> **TASK BRIEF**
Could you copy, word for word, only the lines from the one containing "Decode this image" through the last line of the records below, both included?

***** SOURCE MATERIAL *****

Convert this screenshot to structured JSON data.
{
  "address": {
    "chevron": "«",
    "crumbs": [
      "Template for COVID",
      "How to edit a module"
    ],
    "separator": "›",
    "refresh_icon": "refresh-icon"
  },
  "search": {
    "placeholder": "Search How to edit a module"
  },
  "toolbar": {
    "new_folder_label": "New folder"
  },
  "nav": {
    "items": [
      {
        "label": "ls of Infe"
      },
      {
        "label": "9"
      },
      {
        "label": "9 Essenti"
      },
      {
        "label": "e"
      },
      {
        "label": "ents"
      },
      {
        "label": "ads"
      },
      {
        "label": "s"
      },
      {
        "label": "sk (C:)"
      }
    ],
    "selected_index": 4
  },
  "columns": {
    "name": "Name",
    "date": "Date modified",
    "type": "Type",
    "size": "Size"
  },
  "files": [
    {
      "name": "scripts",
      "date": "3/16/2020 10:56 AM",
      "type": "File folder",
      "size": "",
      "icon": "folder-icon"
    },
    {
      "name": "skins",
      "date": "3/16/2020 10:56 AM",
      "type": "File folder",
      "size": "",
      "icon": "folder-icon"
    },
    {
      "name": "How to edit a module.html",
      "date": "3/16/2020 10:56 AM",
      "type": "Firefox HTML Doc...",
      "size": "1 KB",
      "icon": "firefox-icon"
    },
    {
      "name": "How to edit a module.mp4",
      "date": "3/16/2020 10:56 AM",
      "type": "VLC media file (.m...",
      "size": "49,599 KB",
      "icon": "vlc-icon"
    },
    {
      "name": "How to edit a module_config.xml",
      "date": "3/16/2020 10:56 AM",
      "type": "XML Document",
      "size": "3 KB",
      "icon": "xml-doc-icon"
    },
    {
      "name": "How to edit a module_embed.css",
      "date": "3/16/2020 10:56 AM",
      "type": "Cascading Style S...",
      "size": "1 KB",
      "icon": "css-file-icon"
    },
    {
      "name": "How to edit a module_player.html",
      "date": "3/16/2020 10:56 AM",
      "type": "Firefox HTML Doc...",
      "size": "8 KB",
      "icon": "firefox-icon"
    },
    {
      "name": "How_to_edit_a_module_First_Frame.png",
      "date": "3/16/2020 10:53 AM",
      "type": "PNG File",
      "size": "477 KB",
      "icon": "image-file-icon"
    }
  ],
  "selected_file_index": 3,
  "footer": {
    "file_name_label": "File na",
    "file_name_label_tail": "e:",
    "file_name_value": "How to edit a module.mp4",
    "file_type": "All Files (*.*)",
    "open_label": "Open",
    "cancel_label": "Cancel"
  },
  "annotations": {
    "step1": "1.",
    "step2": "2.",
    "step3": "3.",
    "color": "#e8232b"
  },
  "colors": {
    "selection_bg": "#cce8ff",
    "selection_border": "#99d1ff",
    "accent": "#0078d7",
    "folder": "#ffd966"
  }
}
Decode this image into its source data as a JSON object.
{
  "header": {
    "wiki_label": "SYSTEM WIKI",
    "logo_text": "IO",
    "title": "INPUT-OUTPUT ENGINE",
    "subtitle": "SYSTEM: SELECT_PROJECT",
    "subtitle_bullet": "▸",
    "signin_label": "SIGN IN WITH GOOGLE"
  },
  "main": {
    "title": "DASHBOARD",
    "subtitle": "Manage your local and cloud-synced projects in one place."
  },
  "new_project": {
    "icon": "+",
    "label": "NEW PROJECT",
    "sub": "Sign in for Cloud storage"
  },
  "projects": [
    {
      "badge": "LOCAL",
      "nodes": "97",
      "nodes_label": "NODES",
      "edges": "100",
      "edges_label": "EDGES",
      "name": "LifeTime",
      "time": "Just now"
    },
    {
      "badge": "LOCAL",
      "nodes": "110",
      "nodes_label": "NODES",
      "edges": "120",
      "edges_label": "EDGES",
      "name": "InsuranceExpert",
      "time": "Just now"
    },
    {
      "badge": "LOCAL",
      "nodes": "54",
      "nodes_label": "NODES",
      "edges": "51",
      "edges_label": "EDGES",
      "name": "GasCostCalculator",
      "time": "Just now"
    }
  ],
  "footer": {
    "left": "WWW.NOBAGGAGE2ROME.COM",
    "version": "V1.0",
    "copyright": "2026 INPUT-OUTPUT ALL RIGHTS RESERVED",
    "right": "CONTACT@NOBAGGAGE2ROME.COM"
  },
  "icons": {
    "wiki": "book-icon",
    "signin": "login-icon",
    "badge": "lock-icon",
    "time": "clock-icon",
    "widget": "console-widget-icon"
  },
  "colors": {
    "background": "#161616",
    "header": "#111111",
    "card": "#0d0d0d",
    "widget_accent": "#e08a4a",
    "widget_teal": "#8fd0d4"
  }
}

*****

> **SOLUTION TO THIS EXERCISE**
Decode this image into its source data as a JSON object.
{
  "header": {
    "wiki_label": "SYSTEM WIKI",
    "logo_text": "IO",
    "title": "INPUT-OUTPUT ENGINE",
    "subtitle": "SYSTEM: SELECT_PROJECT",
    "subtitle_bullet": "▸",
    "signin_label": "SIGN IN WITH GOOGLE"
  },
  "main": {
    "title": "DASHBOARD",
    "subtitle": "Manage your local and cloud-synced projects in one place."
  },
  "new_project": {
    "icon": "+",
    "label": "NEW PROJECT",
    "sub": "Sign in for Cloud storage"
  },
  "projects": [
    {
      "badge": "LOCAL",
      "nodes": "97",
      "nodes_label": "NODES",
      "edges": "100",
      "edges_label": "EDGES",
      "name": "LifeTime",
      "time": "Just now"
    },
    {
      "badge": "LOCAL",
      "nodes": "110",
      "nodes_label": "NODES",
      "edges": "120",
      "edges_label": "EDGES",
      "name": "InsuranceExpert",
      "time": "Just now"
    },
    {
      "badge": "LOCAL",
      "nodes": "54",
      "nodes_label": "NODES",
      "edges": "51",
      "edges_label": "EDGES",
      "name": "GasCostCalculator",
      "time": "Just now"
    }
  ],
  "footer": {
    "left": "WWW.NOBAGGAGE2ROME.COM",
    "version": "V1.0",
    "copyright": "2026 INPUT-OUTPUT ALL RIGHTS RESERVED",
    "right": "CONTACT@NOBAGGAGE2ROME.COM"
  },
  "icons": {
    "wiki": "book-icon",
    "signin": "login-icon",
    "badge": "lock-icon",
    "time": "clock-icon",
    "widget": "console-widget-icon"
  },
  "colors": {
    "background": "#161616",
    "header": "#111111",
    "card": "#0d0d0d",
    "widget_accent": "#e08a4a",
    "widget_teal": "#8fd0d4"
  }
}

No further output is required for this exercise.